(Entries taken from a collection)

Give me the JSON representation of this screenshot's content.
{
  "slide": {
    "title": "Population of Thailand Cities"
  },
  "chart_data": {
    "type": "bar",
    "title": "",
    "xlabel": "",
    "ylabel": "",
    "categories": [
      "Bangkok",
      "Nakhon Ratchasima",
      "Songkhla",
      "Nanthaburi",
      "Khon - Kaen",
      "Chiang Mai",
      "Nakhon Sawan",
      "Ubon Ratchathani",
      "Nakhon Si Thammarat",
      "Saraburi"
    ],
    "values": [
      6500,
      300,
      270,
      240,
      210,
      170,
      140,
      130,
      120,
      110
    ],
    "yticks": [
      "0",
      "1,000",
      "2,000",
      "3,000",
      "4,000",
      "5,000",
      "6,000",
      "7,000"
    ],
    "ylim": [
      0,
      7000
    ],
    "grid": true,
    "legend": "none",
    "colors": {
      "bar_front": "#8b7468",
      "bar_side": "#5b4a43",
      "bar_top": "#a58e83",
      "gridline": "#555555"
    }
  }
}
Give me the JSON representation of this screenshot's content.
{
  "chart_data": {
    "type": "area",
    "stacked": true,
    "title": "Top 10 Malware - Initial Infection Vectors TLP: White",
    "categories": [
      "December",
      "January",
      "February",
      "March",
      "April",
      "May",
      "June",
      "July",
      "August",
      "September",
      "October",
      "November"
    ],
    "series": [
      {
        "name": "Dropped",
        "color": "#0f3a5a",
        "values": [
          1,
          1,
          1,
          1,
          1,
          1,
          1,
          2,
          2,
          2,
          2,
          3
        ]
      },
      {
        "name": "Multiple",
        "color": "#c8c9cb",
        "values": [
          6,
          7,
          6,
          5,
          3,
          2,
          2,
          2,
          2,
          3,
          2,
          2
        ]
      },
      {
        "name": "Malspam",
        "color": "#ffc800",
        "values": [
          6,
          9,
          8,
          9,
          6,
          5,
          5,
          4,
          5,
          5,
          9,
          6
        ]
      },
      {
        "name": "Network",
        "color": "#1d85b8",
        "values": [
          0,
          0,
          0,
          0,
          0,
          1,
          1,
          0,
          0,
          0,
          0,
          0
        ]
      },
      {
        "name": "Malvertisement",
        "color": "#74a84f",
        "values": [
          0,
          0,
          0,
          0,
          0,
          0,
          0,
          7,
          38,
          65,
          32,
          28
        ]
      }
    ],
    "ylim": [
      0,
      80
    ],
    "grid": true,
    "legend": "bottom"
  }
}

> [Aim]
Give a word-for-word copy of the records.

> [Task result]
Give me the JSON representation of this screenshot's content.
{
  "slide": {
    "title": "Population of Thailand Cities"
  },
  "chart_data": {
    "type": "bar",
    "title": "",
    "xlabel": "",
    "ylabel": "",
    "categories": [
      "Bangkok",
      "Nakhon Ratchasima",
      "Songkhla",
      "Nanthaburi",
      "Khon - Kaen",
      "Chiang Mai",
      "Nakhon Sawan",
      "Ubon Ratchathani",
      "Nakhon Si Thammarat",
      "Saraburi"
    ],
    "values": [
      6500,
      300,
      270,
      240,
      210,
      170,
      140,
      130,
      120,
      110
    ],
    "yticks": [
      "0",
      "1,000",
      "2,000",
      "3,000",
      "4,000",
      "5,000",
      "6,000",
      "7,000"
    ],
    "ylim": [
      0,
      7000
    ],
    "grid": true,
    "legend": "none",
    "colors": {
      "bar_front": "#8b7468",
      "bar_side": "#5b4a43",
      "bar_top": "#a58e83",
      "gridline": "#555555"
    }
  }
}
Give me the JSON representation of this screenshot's content.
{
  "chart_data": {
    "type": "area",
    "stacked": true,
    "title": "Top 10 Malware - Initial Infection Vectors TLP: White",
    "categories": [
      "December",
      "January",
      "February",
      "March",
      "April",
      "May",
      "June",
      "July",
      "August",
      "September",
      "October",
      "November"
    ],
    "series": [
      {
        "name": "Dropped",
        "color": "#0f3a5a",
        "values": [
          1,
          1,
          1,
          1,
          1,
          1,
          1,
          2,
          2,
          2,
          2,
          3
        ]
      },
      {
        "name": "Multiple",
        "color": "#c8c9cb",
        "values": [
          6,
          7,
          6,
          5,
          3,
          2,
          2,
          2,
          2,
          3,
          2,
          2
        ]
      },
      {
        "name": "Malspam",
        "color": "#ffc800",
        "values": [
          6,
          9,
          8,
          9,
          6,
          5,
          5,
          4,
          5,
          5,
          9,
          6
        ]
      },
      {
        "name": "Network",
        "color": "#1d85b8",
        "values": [
          0,
          0,
          0,
          0,
          0,
          1,
          1,
          0,
          0,
          0,
          0,
          0
        ]
      },
      {
        "name": "Malvertisement",
        "color": "#74a84f",
        "values": [
          0,
          0,
          0,
          0,
          0,
          0,
          0,
          7,
          38,
          65,
          32,
          28
        ]
      }
    ],
    "ylim": [
      0,
      80
    ],
    "grid": true,
    "legend": "bottom"
  }
}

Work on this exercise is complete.